Collected data entries
'''
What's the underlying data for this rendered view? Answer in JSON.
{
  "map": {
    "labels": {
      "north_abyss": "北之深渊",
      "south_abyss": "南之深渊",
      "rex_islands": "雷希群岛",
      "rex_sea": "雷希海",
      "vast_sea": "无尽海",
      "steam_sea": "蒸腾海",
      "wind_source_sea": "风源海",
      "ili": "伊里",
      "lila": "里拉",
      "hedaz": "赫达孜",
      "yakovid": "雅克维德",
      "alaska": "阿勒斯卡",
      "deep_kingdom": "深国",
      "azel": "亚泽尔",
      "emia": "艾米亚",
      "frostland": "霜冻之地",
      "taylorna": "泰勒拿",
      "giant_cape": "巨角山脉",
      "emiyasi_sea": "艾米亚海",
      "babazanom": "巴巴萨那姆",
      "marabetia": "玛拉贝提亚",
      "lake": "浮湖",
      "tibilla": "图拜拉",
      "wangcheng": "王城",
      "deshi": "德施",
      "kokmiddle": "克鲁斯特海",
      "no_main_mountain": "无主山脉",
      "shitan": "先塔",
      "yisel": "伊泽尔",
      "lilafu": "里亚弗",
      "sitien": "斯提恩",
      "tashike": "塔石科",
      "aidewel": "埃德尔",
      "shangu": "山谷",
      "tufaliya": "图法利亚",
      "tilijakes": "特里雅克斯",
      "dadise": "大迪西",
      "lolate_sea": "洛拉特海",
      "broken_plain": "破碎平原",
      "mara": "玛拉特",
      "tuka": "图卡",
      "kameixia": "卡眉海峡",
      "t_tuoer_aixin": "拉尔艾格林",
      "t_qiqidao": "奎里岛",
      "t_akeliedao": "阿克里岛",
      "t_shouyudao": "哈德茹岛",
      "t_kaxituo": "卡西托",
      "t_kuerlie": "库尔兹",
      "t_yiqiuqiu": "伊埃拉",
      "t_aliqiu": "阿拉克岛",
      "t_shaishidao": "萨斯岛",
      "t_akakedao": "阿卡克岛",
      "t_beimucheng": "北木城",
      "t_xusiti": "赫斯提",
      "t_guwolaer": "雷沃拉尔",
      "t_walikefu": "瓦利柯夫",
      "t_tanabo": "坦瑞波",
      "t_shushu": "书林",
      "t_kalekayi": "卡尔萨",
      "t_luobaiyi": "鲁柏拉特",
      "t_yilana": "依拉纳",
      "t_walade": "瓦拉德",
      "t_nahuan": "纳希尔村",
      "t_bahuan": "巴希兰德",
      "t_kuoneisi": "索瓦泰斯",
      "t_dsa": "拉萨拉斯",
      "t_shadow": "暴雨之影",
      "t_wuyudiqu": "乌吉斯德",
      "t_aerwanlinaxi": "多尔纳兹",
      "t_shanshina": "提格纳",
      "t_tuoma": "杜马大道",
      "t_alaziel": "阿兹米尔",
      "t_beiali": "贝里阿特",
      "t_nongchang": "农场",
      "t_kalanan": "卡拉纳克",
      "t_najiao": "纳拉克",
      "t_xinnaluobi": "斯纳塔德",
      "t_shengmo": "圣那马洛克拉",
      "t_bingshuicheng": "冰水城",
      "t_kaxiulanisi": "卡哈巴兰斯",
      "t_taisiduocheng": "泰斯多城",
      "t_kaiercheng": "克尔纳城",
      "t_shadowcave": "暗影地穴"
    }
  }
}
'''
Word for word, write out all of the data above.

**RIGHT ANSWER**:
What's the underlying data for this rendered view? Answer in JSON.
{
  "map": {
    "labels": {
      "north_abyss": "北之深渊",
      "south_abyss": "南之深渊",
      "rex_islands": "雷希群岛",
      "rex_sea": "雷希海",
      "vast_sea": "无尽海",
      "steam_sea": "蒸腾海",
      "wind_source_sea": "风源海",
      "ili": "伊里",
      "lila": "里拉",
      "hedaz": "赫达孜",
      "yakovid": "雅克维德",
      "alaska": "阿勒斯卡",
      "deep_kingdom": "深国",
      "azel": "亚泽尔",
      "emia": "艾米亚",
      "frostland": "霜冻之地",
      "taylorna": "泰勒拿",
      "giant_cape": "巨角山脉",
      "emiyasi_sea": "艾米亚海",
      "babazanom": "巴巴萨那姆",
      "marabetia": "玛拉贝提亚",
      "lake": "浮湖",
      "tibilla": "图拜拉",
      "wangcheng": "王城",
      "deshi": "德施",
      "kokmiddle": "克鲁斯特海",
      "no_main_mountain": "无主山脉",
      "shitan": "先塔",
      "yisel": "伊泽尔",
      "lilafu": "里亚弗",
      "sitien": "斯提恩",
      "tashike": "塔石科",
      "aidewel": "埃德尔",
      "shangu": "山谷",
      "tufaliya": "图法利亚",
      "tilijakes": "特里雅克斯",
      "dadise": "大迪西",
      "lolate_sea": "洛拉特海",
      "broken_plain": "破碎平原",
      "mara": "玛拉特",
      "tuka": "图卡",
      "kameixia": "卡眉海峡",
      "t_tuoer_aixin": "拉尔艾格林",
      "t_qiqidao": "奎里岛",
      "t_akeliedao": "阿克里岛",
      "t_shouyudao": "哈德茹岛",
      "t_kaxituo": "卡西托",
      "t_kuerlie": "库尔兹",
      "t_yiqiuqiu": "伊埃拉",
      "t_aliqiu": "阿拉克岛",
      "t_shaishidao": "萨斯岛",
      "t_akakedao": "阿卡克岛",
      "t_beimucheng": "北木城",
      "t_xusiti": "赫斯提",
      "t_guwolaer": "雷沃拉尔",
      "t_walikefu": "瓦利柯夫",
      "t_tanabo": "坦瑞波",
      "t_shushu": "书林",
      "t_kalekayi": "卡尔萨",
      "t_luobaiyi": "鲁柏拉特",
      "t_yilana": "依拉纳",
      "t_walade": "瓦拉德",
      "t_nahuan": "纳希尔村",
      "t_bahuan": "巴希兰德",
      "t_kuoneisi": "索瓦泰斯",
      "t_dsa": "拉萨拉斯",
      "t_shadow": "暴雨之影",
      "t_wuyudiqu": "乌吉斯德",
      "t_aerwanlinaxi": "多尔纳兹",
      "t_shanshina": "提格纳",
      "t_tuoma": "杜马大道",
      "t_alaziel": "阿兹米尔",
      "t_beiali": "贝里阿特",
      "t_nongchang": "农场",
      "t_kalanan": "卡拉纳克",
      "t_najiao": "纳拉克",
      "t_xinnaluobi": "斯纳塔德",
      "t_shengmo": "圣那马洛克拉",
      "t_bingshuicheng": "冰水城",
      "t_kaxiulanisi": "卡哈巴兰斯",
      "t_taisiduocheng": "泰斯多城",
      "t_kaiercheng": "克尔纳城",
      "t_shadowcave": "暗影地穴"
    }
  }
}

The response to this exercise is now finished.